____ Provided records

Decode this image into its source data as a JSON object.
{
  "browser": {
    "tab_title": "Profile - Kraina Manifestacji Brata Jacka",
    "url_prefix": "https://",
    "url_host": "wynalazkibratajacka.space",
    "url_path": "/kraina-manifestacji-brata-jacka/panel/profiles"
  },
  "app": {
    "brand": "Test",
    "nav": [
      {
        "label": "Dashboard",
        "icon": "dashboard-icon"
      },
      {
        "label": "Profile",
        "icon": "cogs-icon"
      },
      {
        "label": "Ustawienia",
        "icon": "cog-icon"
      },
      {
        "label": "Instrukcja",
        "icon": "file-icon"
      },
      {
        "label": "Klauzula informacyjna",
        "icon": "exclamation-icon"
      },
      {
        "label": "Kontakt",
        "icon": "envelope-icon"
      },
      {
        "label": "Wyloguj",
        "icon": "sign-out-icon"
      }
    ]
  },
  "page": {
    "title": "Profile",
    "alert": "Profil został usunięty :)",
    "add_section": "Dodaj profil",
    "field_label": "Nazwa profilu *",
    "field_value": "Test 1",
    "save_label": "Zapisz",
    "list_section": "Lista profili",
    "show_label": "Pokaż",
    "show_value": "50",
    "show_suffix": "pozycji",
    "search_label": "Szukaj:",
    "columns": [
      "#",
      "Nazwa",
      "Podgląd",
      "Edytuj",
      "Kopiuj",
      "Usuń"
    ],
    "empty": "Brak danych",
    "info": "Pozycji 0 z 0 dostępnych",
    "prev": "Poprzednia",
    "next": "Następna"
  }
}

________

_Your task_
All of the lines above must be returned exactly.

_Written response_
Decode this image into its source data as a JSON object.
{
  "browser": {
    "tab_title": "Profile - Kraina Manifestacji Brata Jacka",
    "url_prefix": "https://",
    "url_host": "wynalazkibratajacka.space",
    "url_path": "/kraina-manifestacji-brata-jacka/panel/profiles"
  },
  "app": {
    "brand": "Test",
    "nav": [
      {
        "label": "Dashboard",
        "icon": "dashboard-icon"
      },
      {
        "label": "Profile",
        "icon": "cogs-icon"
      },
      {
        "label": "Ustawienia",
        "icon": "cog-icon"
      },
      {
        "label": "Instrukcja",
        "icon": "file-icon"
      },
      {
        "label": "Klauzula informacyjna",
        "icon": "exclamation-icon"
      },
      {
        "label": "Kontakt",
        "icon": "envelope-icon"
      },
      {
        "label": "Wyloguj",
        "icon": "sign-out-icon"
      }
    ]
  },
  "page": {
    "title": "Profile",
    "alert": "Profil został usunięty :)",
    "add_section": "Dodaj profil",
    "field_label": "Nazwa profilu *",
    "field_value": "Test 1",
    "save_label": "Zapisz",
    "list_section": "Lista profili",
    "show_label": "Pokaż",
    "show_value": "50",
    "show_suffix": "pozycji",
    "search_label": "Szukaj:",
    "columns": [
      "#",
      "Nazwa",
      "Podgląd",
      "Edytuj",
      "Kopiuj",
      "Usuń"
    ],
    "empty": "Brak danych",
    "info": "Pozycji 0 z 0 dostępnych",
    "prev": "Poprzednia",
    "next": "Następna"
  }
}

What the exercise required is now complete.